--- Stated exercise ---
Reproduce the entries below line for line, with the pictures omitted.

--- Information given ---
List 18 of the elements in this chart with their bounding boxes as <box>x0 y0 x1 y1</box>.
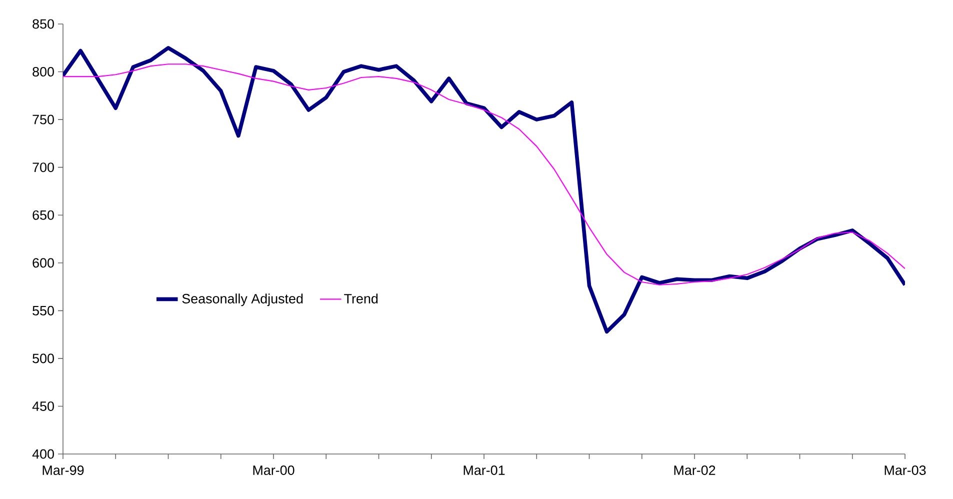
y-tick-label: 850 <box>32 19 54 29</box>
x-tick-label: Mar-99 <box>42 465 84 476</box>
y-tick-label: 500 <box>32 354 54 364</box>
x-tick-label: Mar-03 <box>884 465 926 476</box>
y-tick-label: 750 <box>32 114 54 124</box>
y-tick-label: 450 <box>32 401 54 411</box>
y-tick-label: 550 <box>32 306 54 316</box>
x-tick-label: Mar-02 <box>674 465 716 476</box>
y-tick-label: 700 <box>32 162 54 172</box>
x-tick-label: Mar-01 <box>464 465 505 476</box>
y-tick-label: 600 <box>32 258 54 268</box>
y-tick-label: 400 <box>32 449 54 459</box>
line-series <box>63 46 906 334</box>
x-tick-label: Mar-00 <box>253 465 294 476</box>
legend-label: Trend <box>344 294 378 304</box>
legend-label: Seasonally Adjusted <box>182 294 303 306</box>
y-tick-label: 800 <box>32 67 54 77</box>
y-tick-label: 650 <box>32 210 54 220</box>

--- Expected answer ---
List 18 of the elements in this chart with their bounding boxes as <box>x0 y0 x1 y1</box>.
y-tick-label: 850 <box>32 19 54 29</box>
x-tick-label: Mar-99 <box>42 465 84 476</box>
y-tick-label: 500 <box>32 354 54 364</box>
x-tick-label: Mar-03 <box>884 465 926 476</box>
y-tick-label: 750 <box>32 114 54 124</box>
y-tick-label: 450 <box>32 401 54 411</box>
y-tick-label: 550 <box>32 306 54 316</box>
x-tick-label: Mar-02 <box>674 465 716 476</box>
y-tick-label: 700 <box>32 162 54 172</box>
x-tick-label: Mar-01 <box>464 465 505 476</box>
y-tick-label: 600 <box>32 258 54 268</box>
y-tick-label: 400 <box>32 449 54 459</box>
line-series <box>63 46 906 334</box>
x-tick-label: Mar-00 <box>253 465 294 476</box>
legend-label: Trend <box>344 294 378 304</box>
legend-label: Seasonally Adjusted <box>182 294 303 306</box>
y-tick-label: 800 <box>32 67 54 77</box>
y-tick-label: 650 <box>32 210 54 220</box>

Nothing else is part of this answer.